Find every line with the word "Desktop". Copy those lines.
■ ■ ■ ■
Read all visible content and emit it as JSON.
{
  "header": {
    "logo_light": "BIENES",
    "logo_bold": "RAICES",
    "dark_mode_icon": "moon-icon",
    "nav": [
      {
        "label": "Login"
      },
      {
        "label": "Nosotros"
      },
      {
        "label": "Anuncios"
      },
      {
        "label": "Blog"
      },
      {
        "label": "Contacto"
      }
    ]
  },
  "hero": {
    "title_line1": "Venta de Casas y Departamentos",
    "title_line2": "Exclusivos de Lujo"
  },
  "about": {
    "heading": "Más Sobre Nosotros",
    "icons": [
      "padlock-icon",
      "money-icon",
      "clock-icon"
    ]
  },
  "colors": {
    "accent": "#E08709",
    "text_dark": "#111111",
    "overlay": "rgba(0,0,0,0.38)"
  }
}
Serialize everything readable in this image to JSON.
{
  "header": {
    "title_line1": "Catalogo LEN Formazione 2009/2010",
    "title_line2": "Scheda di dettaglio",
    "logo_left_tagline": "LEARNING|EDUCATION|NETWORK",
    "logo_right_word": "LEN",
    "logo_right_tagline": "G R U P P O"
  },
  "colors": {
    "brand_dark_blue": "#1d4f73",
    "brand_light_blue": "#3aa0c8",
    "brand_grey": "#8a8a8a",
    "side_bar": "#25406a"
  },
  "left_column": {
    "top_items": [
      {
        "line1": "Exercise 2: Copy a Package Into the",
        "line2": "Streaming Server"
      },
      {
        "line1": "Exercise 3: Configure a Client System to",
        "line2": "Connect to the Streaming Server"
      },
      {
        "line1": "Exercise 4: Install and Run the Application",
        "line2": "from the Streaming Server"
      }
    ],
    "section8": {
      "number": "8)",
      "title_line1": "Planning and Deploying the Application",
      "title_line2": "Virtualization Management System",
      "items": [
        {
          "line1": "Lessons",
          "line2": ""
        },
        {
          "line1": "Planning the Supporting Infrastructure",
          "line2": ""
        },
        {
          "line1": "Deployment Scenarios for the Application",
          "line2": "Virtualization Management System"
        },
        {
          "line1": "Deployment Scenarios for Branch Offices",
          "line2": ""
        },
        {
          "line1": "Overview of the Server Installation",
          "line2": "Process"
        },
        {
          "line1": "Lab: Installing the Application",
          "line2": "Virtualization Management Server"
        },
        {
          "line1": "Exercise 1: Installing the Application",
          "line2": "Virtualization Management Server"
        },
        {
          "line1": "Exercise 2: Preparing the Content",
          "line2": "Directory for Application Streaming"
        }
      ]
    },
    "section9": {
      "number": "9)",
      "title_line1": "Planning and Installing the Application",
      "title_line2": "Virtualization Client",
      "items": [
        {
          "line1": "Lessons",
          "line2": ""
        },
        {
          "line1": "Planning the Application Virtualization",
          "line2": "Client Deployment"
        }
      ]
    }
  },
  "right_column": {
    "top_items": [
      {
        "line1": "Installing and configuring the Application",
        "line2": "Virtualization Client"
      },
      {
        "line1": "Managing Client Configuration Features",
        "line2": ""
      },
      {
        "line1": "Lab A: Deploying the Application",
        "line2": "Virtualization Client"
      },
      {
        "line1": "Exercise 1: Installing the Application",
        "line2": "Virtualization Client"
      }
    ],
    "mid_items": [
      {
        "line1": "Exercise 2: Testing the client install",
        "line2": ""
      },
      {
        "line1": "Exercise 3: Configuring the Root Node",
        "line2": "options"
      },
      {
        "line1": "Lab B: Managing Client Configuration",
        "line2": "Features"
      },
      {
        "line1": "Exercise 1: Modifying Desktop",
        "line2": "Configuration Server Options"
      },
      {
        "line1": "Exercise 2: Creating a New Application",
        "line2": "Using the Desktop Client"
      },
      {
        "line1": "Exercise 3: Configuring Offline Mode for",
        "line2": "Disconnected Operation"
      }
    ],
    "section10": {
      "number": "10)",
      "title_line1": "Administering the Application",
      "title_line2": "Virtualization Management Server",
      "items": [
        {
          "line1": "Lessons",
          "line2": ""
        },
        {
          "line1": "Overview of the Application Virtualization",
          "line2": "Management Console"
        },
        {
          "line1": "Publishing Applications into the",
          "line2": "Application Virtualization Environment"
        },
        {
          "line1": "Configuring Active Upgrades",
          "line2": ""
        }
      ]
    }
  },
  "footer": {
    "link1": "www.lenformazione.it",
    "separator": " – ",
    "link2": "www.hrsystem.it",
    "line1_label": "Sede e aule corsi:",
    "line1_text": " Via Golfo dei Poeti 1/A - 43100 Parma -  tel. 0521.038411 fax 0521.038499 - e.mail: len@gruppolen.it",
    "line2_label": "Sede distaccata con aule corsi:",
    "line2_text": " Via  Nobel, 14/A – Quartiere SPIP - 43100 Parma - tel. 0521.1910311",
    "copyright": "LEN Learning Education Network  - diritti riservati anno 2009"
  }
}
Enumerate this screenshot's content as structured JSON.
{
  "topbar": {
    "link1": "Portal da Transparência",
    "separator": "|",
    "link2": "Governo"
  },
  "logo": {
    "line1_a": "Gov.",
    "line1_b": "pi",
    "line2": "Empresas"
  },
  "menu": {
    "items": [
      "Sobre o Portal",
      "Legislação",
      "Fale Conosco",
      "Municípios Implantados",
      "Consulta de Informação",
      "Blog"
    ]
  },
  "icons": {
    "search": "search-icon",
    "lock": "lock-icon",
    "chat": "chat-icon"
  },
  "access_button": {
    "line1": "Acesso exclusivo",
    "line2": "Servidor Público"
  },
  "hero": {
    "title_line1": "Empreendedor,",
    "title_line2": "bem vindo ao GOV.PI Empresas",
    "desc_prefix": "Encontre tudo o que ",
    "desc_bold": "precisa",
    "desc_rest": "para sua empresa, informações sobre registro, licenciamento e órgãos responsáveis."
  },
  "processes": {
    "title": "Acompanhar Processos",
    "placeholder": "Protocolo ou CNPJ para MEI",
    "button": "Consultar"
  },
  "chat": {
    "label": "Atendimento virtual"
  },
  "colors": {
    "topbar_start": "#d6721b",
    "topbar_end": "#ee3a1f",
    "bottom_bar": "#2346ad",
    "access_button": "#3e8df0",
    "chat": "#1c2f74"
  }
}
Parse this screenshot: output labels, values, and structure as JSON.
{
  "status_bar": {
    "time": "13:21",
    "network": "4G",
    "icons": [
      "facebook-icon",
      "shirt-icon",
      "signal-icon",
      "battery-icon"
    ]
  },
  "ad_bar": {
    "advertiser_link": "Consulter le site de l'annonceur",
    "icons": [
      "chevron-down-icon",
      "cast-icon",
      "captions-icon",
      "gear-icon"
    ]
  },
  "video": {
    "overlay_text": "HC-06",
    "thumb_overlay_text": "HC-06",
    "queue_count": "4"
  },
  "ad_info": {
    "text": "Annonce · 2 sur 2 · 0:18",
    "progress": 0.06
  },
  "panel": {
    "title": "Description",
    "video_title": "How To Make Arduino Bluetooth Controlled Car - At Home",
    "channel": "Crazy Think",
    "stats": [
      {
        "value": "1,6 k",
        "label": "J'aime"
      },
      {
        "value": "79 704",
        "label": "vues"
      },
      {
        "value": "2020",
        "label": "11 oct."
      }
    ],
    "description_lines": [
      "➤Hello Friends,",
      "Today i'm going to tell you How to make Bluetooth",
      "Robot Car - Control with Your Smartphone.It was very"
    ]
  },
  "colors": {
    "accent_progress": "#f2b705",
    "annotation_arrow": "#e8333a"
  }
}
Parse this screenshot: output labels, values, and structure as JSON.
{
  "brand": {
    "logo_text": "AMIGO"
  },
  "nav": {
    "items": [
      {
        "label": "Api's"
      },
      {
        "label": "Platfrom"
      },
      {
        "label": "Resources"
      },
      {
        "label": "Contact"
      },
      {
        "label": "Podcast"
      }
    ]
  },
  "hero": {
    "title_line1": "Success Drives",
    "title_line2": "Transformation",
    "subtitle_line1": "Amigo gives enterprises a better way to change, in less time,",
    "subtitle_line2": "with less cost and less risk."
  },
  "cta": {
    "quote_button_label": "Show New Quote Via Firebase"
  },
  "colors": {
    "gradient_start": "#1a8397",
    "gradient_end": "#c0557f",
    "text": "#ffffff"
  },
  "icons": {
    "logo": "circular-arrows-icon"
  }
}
■ ■ ■ ■
Result of this task:
        "line1": "Exercise 1: Modifying Desktop",
        "line2": "Using the Desktop Client"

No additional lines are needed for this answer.